Using the data below, repeat all of it precisely.

◆ Data extracted from a collection:
◇ ◇ ◇ ◇ ◇ ◇ ◇
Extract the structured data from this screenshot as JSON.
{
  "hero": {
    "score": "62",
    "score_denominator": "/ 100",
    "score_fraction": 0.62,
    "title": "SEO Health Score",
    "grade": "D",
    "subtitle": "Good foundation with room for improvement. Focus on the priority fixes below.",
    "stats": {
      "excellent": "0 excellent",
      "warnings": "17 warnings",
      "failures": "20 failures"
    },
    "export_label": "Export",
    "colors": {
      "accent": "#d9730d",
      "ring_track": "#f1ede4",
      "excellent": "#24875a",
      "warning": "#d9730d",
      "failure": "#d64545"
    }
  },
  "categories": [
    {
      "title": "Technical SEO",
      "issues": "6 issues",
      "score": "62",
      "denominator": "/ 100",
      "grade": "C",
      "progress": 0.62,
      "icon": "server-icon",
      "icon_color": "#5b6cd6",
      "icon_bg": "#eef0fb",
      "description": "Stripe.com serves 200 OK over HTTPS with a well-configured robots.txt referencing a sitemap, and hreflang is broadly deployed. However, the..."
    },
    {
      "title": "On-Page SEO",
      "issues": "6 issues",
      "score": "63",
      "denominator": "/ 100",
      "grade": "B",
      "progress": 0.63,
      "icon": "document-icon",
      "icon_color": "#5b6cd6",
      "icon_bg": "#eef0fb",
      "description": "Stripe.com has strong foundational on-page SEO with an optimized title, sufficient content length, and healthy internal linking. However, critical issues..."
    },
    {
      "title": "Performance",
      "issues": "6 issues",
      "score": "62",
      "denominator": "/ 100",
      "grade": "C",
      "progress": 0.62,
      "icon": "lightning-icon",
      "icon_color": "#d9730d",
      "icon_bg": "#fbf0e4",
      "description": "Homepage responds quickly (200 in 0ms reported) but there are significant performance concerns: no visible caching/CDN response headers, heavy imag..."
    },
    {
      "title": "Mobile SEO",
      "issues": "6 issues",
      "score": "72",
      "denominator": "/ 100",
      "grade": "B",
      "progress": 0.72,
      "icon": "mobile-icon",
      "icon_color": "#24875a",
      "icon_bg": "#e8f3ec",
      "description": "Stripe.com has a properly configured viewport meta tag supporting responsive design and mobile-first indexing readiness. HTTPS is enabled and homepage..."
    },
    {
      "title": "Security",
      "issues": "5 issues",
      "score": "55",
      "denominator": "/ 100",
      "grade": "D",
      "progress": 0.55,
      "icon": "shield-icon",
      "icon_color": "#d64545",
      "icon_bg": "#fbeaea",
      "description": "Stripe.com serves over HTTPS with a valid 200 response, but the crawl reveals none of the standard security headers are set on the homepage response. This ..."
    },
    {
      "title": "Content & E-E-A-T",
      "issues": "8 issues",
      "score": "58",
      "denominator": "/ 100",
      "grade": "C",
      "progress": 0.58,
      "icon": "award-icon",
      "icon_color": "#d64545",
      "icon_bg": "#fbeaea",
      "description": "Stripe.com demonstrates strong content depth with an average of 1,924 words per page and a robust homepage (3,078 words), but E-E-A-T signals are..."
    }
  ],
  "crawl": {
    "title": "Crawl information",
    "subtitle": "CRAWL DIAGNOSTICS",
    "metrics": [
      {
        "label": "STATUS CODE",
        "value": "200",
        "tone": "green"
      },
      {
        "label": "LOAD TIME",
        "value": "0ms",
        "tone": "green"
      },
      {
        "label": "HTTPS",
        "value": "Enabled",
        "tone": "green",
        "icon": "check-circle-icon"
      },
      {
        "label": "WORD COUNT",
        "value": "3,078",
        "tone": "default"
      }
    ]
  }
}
◇ ◇ ◇ ◇ ◇ ◇ ◇
◆ RESULT FOR THIS TASK:
Extract the structured data from this screenshot as JSON.
{
  "hero": {
    "score": "62",
    "score_denominator": "/ 100",
    "score_fraction": 0.62,
    "title": "SEO Health Score",
    "grade": "D",
    "subtitle": "Good foundation with room for improvement. Focus on the priority fixes below.",
    "stats": {
      "excellent": "0 excellent",
      "warnings": "17 warnings",
      "failures": "20 failures"
    },
    "export_label": "Export",
    "colors": {
      "accent": "#d9730d",
      "ring_track": "#f1ede4",
      "excellent": "#24875a",
      "warning": "#d9730d",
      "failure": "#d64545"
    }
  },
  "categories": [
    {
      "title": "Technical SEO",
      "issues": "6 issues",
      "score": "62",
      "denominator": "/ 100",
      "grade": "C",
      "progress": 0.62,
      "icon": "server-icon",
      "icon_color": "#5b6cd6",
      "icon_bg": "#eef0fb",
      "description": "Stripe.com serves 200 OK over HTTPS with a well-configured robots.txt referencing a sitemap, and hreflang is broadly deployed. However, the..."
    },
    {
      "title": "On-Page SEO",
      "issues": "6 issues",
      "score": "63",
      "denominator": "/ 100",
      "grade": "B",
      "progress": 0.63,
      "icon": "document-icon",
      "icon_color": "#5b6cd6",
      "icon_bg": "#eef0fb",
      "description": "Stripe.com has strong foundational on-page SEO with an optimized title, sufficient content length, and healthy internal linking. However, critical issues..."
    },
    {
      "title": "Performance",
      "issues": "6 issues",
      "score": "62",
      "denominator": "/ 100",
      "grade": "C",
      "progress": 0.62,
      "icon": "lightning-icon",
      "icon_color": "#d9730d",
      "icon_bg": "#fbf0e4",
      "description": "Homepage responds quickly (200 in 0ms reported) but there are significant performance concerns: no visible caching/CDN response headers, heavy imag..."
    },
    {
      "title": "Mobile SEO",
      "issues": "6 issues",
      "score": "72",
      "denominator": "/ 100",
      "grade": "B",
      "progress": 0.72,
      "icon": "mobile-icon",
      "icon_color": "#24875a",
      "icon_bg": "#e8f3ec",
      "description": "Stripe.com has a properly configured viewport meta tag supporting responsive design and mobile-first indexing readiness. HTTPS is enabled and homepage..."
    },
    {
      "title": "Security",
      "issues": "5 issues",
      "score": "55",
      "denominator": "/ 100",
      "grade": "D",
      "progress": 0.55,
      "icon": "shield-icon",
      "icon_color": "#d64545",
      "icon_bg": "#fbeaea",
      "description": "Stripe.com serves over HTTPS with a valid 200 response, but the crawl reveals none of the standard security headers are set on the homepage response. This ..."
    },
    {
      "title": "Content & E-E-A-T",
      "issues": "8 issues",
      "score": "58",
      "denominator": "/ 100",
      "grade": "C",
      "progress": 0.58,
      "icon": "award-icon",
      "icon_color": "#d64545",
      "icon_bg": "#fbeaea",
      "description": "Stripe.com demonstrates strong content depth with an average of 1,924 words per page and a robust homepage (3,078 words), but E-E-A-T signals are..."
    }
  ],
  "crawl": {
    "title": "Crawl information",
    "subtitle": "CRAWL DIAGNOSTICS",
    "metrics": [
      {
        "label": "STATUS CODE",
        "value": "200",
        "tone": "green"
      },
      {
        "label": "LOAD TIME",
        "value": "0ms",
        "tone": "green"
      },
      {
        "label": "HTTPS",
        "value": "Enabled",
        "tone": "green",
        "icon": "check-circle-icon"
      },
      {
        "label": "WORD COUNT",
        "value": "3,078",
        "tone": "default"
      }
    ]
  }
}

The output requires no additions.